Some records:
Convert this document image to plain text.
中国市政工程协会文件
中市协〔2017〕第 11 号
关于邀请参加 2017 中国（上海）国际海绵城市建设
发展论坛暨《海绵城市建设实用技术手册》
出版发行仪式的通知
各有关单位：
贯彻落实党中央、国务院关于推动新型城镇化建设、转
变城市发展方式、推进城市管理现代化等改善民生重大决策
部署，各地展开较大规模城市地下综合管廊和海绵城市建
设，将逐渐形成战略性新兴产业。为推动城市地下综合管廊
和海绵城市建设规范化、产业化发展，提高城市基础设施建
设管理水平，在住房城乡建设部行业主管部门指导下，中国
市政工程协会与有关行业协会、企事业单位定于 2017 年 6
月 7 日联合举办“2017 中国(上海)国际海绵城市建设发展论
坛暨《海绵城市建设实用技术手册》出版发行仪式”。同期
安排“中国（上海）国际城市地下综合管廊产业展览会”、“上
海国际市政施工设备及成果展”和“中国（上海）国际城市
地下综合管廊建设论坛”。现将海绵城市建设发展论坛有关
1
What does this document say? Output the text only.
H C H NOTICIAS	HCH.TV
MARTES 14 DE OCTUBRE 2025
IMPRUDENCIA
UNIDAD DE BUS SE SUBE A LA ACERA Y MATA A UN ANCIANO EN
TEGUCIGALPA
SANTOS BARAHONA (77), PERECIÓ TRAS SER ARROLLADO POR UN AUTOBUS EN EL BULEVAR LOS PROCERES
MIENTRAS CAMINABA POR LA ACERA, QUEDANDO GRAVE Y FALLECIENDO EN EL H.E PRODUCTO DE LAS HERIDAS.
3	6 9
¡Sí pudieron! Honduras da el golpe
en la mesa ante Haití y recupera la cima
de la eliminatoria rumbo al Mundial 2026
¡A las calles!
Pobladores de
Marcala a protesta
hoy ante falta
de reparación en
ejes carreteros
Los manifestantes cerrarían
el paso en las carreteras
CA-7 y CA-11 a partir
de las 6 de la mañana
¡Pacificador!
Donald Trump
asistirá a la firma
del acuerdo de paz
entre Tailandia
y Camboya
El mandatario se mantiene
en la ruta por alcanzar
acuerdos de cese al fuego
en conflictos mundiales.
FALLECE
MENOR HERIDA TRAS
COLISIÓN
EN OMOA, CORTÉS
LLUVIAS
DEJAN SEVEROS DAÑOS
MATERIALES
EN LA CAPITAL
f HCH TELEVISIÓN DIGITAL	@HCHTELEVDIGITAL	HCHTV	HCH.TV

» **TASK PROMPT**
Write the entries again, exactly as they stand.

» **SOLVED PROBLEM**
Convert this document image to plain text.
中国市政工程协会文件
中市协〔2017〕第 11 号
关于邀请参加 2017 中国（上海）国际海绵城市建设
发展论坛暨《海绵城市建设实用技术手册》
出版发行仪式的通知
各有关单位：
贯彻落实党中央、国务院关于推动新型城镇化建设、转
变城市发展方式、推进城市管理现代化等改善民生重大决策
部署，各地展开较大规模城市地下综合管廊和海绵城市建
设，将逐渐形成战略性新兴产业。为推动城市地下综合管廊
和海绵城市建设规范化、产业化发展，提高城市基础设施建
设管理水平，在住房城乡建设部行业主管部门指导下，中国
市政工程协会与有关行业协会、企事业单位定于 2017 年 6
月 7 日联合举办“2017 中国(上海)国际海绵城市建设发展论
坛暨《海绵城市建设实用技术手册》出版发行仪式”。同期
安排“中国（上海）国际城市地下综合管廊产业展览会”、“上
海国际市政施工设备及成果展”和“中国（上海）国际城市
地下综合管廊建设论坛”。现将海绵城市建设发展论坛有关
1
What does this document say? Output the text only.
H C H NOTICIAS	HCH.TV
MARTES 14 DE OCTUBRE 2025
IMPRUDENCIA
UNIDAD DE BUS SE SUBE A LA ACERA Y MATA A UN ANCIANO EN
TEGUCIGALPA
SANTOS BARAHONA (77), PERECIÓ TRAS SER ARROLLADO POR UN AUTOBUS EN EL BULEVAR LOS PROCERES
MIENTRAS CAMINABA POR LA ACERA, QUEDANDO GRAVE Y FALLECIENDO EN EL H.E PRODUCTO DE LAS HERIDAS.
3	6 9
¡Sí pudieron! Honduras da el golpe
en la mesa ante Haití y recupera la cima
de la eliminatoria rumbo al Mundial 2026
¡A las calles!
Pobladores de
Marcala a protesta
hoy ante falta
de reparación en
ejes carreteros
Los manifestantes cerrarían
el paso en las carreteras
CA-7 y CA-11 a partir
de las 6 de la mañana
¡Pacificador!
Donald Trump
asistirá a la firma
del acuerdo de paz
entre Tailandia
y Camboya
El mandatario se mantiene
en la ruta por alcanzar
acuerdos de cese al fuego
en conflictos mundiales.
FALLECE
MENOR HERIDA TRAS
COLISIÓN
EN OMOA, CORTÉS
LLUVIAS
DEJAN SEVEROS DAÑOS
MATERIALES
EN LA CAPITAL
f HCH TELEVISIÓN DIGITAL	@HCHTELEVDIGITAL	HCHTV	HCH.TV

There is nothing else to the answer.